WHAT YOU NEED TO DO:
Produce a verbatim copy of the entries listed below.

Extracted data entries:
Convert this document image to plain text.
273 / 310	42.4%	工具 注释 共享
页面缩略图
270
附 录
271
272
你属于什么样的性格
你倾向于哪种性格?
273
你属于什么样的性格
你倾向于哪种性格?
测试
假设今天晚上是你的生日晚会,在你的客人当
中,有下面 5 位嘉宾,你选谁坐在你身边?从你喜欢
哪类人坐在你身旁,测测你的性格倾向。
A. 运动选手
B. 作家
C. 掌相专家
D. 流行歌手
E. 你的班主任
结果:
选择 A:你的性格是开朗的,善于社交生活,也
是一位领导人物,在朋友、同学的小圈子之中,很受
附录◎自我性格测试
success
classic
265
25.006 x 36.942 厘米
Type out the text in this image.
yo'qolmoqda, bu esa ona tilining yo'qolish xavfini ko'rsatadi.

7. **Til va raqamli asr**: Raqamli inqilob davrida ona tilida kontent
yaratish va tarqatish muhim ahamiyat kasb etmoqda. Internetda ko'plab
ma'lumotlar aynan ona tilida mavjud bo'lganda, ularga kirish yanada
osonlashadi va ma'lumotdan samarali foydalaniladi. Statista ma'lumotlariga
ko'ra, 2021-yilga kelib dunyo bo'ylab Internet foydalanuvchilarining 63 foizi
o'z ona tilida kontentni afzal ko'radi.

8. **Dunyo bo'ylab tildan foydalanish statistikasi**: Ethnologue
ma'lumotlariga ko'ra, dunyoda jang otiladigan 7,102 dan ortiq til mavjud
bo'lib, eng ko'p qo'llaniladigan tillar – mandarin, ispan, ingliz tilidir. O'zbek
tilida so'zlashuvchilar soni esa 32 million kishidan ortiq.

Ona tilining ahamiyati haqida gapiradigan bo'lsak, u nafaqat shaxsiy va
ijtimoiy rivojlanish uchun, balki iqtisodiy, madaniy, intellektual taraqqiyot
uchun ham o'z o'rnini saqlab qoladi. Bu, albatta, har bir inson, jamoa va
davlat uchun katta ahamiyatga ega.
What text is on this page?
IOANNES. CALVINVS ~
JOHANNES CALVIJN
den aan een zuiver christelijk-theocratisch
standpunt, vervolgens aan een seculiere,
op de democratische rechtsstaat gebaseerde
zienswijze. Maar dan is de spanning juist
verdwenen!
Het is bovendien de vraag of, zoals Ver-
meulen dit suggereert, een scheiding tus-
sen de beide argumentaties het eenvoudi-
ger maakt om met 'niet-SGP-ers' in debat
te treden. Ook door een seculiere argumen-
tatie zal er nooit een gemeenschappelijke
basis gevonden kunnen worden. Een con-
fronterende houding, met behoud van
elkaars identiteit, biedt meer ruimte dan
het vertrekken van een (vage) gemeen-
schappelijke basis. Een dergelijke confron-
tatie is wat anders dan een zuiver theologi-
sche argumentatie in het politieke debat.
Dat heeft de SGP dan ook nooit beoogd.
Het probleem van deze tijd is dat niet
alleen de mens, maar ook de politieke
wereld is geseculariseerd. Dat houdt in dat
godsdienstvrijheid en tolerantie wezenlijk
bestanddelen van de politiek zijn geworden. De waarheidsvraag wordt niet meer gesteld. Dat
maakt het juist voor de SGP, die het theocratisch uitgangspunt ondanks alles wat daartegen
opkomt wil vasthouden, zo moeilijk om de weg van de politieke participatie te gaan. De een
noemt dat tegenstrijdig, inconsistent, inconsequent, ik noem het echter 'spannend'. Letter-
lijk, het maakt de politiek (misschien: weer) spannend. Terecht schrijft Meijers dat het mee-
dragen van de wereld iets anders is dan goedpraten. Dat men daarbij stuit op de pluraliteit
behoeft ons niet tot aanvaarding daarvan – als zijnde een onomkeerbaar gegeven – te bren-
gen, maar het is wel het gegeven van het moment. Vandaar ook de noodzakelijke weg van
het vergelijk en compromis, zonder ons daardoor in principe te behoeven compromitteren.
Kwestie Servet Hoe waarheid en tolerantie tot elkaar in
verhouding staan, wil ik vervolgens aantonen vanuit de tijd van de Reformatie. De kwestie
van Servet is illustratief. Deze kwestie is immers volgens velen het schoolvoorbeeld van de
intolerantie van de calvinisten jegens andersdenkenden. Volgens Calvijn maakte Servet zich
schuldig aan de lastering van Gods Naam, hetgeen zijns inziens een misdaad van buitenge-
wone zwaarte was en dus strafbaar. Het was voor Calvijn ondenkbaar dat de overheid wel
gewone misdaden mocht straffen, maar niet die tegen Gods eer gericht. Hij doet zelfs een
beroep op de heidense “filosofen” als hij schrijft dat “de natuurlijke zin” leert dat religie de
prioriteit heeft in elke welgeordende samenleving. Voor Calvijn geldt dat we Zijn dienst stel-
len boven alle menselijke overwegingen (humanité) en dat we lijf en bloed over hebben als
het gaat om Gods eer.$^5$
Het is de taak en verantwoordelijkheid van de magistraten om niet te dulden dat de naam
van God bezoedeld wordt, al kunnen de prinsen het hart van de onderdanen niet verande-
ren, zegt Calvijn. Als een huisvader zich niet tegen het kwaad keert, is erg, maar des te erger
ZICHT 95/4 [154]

TASK SOLUTION:
Convert this document image to plain text.
273 / 310	42.4%	工具 注释 共享
页面缩略图
270
附 录
271
272
你属于什么样的性格
你倾向于哪种性格?
273
你属于什么样的性格
你倾向于哪种性格?
测试
假设今天晚上是你的生日晚会,在你的客人当
中,有下面 5 位嘉宾,你选谁坐在你身边?从你喜欢
哪类人坐在你身旁,测测你的性格倾向。
A. 运动选手
B. 作家
C. 掌相专家
D. 流行歌手
E. 你的班主任
结果:
选择 A:你的性格是开朗的,善于社交生活,也
是一位领导人物,在朋友、同学的小圈子之中,很受
附录◎自我性格测试
success
classic
265
25.006 x 36.942 厘米
Type out the text in this image.
yo'qolmoqda, bu esa ona tilining yo'qolish xavfini ko'rsatadi.

7. **Til va raqamli asr**: Raqamli inqilob davrida ona tilida kontent
yaratish va tarqatish muhim ahamiyat kasb etmoqda. Internetda ko'plab
ma'lumotlar aynan ona tilida mavjud bo'lganda, ularga kirish yanada
osonlashadi va ma'lumotdan samarali foydalaniladi. Statista ma'lumotlariga
ko'ra, 2021-yilga kelib dunyo bo'ylab Internet foydalanuvchilarining 63 foizi
o'z ona tilida kontentni afzal ko'radi.

8. **Dunyo bo'ylab tildan foydalanish statistikasi**: Ethnologue
ma'lumotlariga ko'ra, dunyoda jang otiladigan 7,102 dan ortiq til mavjud
bo'lib, eng ko'p qo'llaniladigan tillar – mandarin, ispan, ingliz tilidir. O'zbek
tilida so'zlashuvchilar soni esa 32 million kishidan ortiq.

Ona tilining ahamiyati haqida gapiradigan bo'lsak, u nafaqat shaxsiy va
ijtimoiy rivojlanish uchun, balki iqtisodiy, madaniy, intellektual taraqqiyot
uchun ham o'z o'rnini saqlab qoladi. Bu, albatta, har bir inson, jamoa va
davlat uchun katta ahamiyatga ega.
What text is on this page?
IOANNES. CALVINVS ~
JOHANNES CALVIJN
den aan een zuiver christelijk-theocratisch
standpunt, vervolgens aan een seculiere,
op de democratische rechtsstaat gebaseerde
zienswijze. Maar dan is de spanning juist
verdwenen!
Het is bovendien de vraag of, zoals Ver-
meulen dit suggereert, een scheiding tus-
sen de beide argumentaties het eenvoudi-
ger maakt om met 'niet-SGP-ers' in debat
te treden. Ook door een seculiere argumen-
tatie zal er nooit een gemeenschappelijke
basis gevonden kunnen worden. Een con-
fronterende houding, met behoud van
elkaars identiteit, biedt meer ruimte dan
het vertrekken van een (vage) gemeen-
schappelijke basis. Een dergelijke confron-
tatie is wat anders dan een zuiver theologi-
sche argumentatie in het politieke debat.
Dat heeft de SGP dan ook nooit beoogd.
Het probleem van deze tijd is dat niet
alleen de mens, maar ook de politieke
wereld is geseculariseerd. Dat houdt in dat
godsdienstvrijheid en tolerantie wezenlijk
bestanddelen van de politiek zijn geworden. De waarheidsvraag wordt niet meer gesteld. Dat
maakt het juist voor de SGP, die het theocratisch uitgangspunt ondanks alles wat daartegen
opkomt wil vasthouden, zo moeilijk om de weg van de politieke participatie te gaan. De een
noemt dat tegenstrijdig, inconsistent, inconsequent, ik noem het echter 'spannend'. Letter-
lijk, het maakt de politiek (misschien: weer) spannend. Terecht schrijft Meijers dat het mee-
dragen van de wereld iets anders is dan goedpraten. Dat men daarbij stuit op de pluraliteit
behoeft ons niet tot aanvaarding daarvan – als zijnde een onomkeerbaar gegeven – te bren-
gen, maar het is wel het gegeven van het moment. Vandaar ook de noodzakelijke weg van
het vergelijk en compromis, zonder ons daardoor in principe te behoeven compromitteren.
Kwestie Servet Hoe waarheid en tolerantie tot elkaar in
verhouding staan, wil ik vervolgens aantonen vanuit de tijd van de Reformatie. De kwestie
van Servet is illustratief. Deze kwestie is immers volgens velen het schoolvoorbeeld van de
intolerantie van de calvinisten jegens andersdenkenden. Volgens Calvijn maakte Servet zich
schuldig aan de lastering van Gods Naam, hetgeen zijns inziens een misdaad van buitenge-
wone zwaarte was en dus strafbaar. Het was voor Calvijn ondenkbaar dat de overheid wel
gewone misdaden mocht straffen, maar niet die tegen Gods eer gericht. Hij doet zelfs een
beroep op de heidense “filosofen” als hij schrijft dat “de natuurlijke zin” leert dat religie de
prioriteit heeft in elke welgeordende samenleving. Voor Calvijn geldt dat we Zijn dienst stel-
len boven alle menselijke overwegingen (humanité) en dat we lijf en bloed over hebben als
het gaat om Gods eer.$^5$
Het is de taak en verantwoordelijkheid van de magistraten om niet te dulden dat de naam
van God bezoedeld wordt, al kunnen de prinsen het hart van de onderdanen niet verande-
ren, zegt Calvijn. Als een huisvader zich niet tegen het kwaad keert, is erg, maar des te erger
ZICHT 95/4 [154]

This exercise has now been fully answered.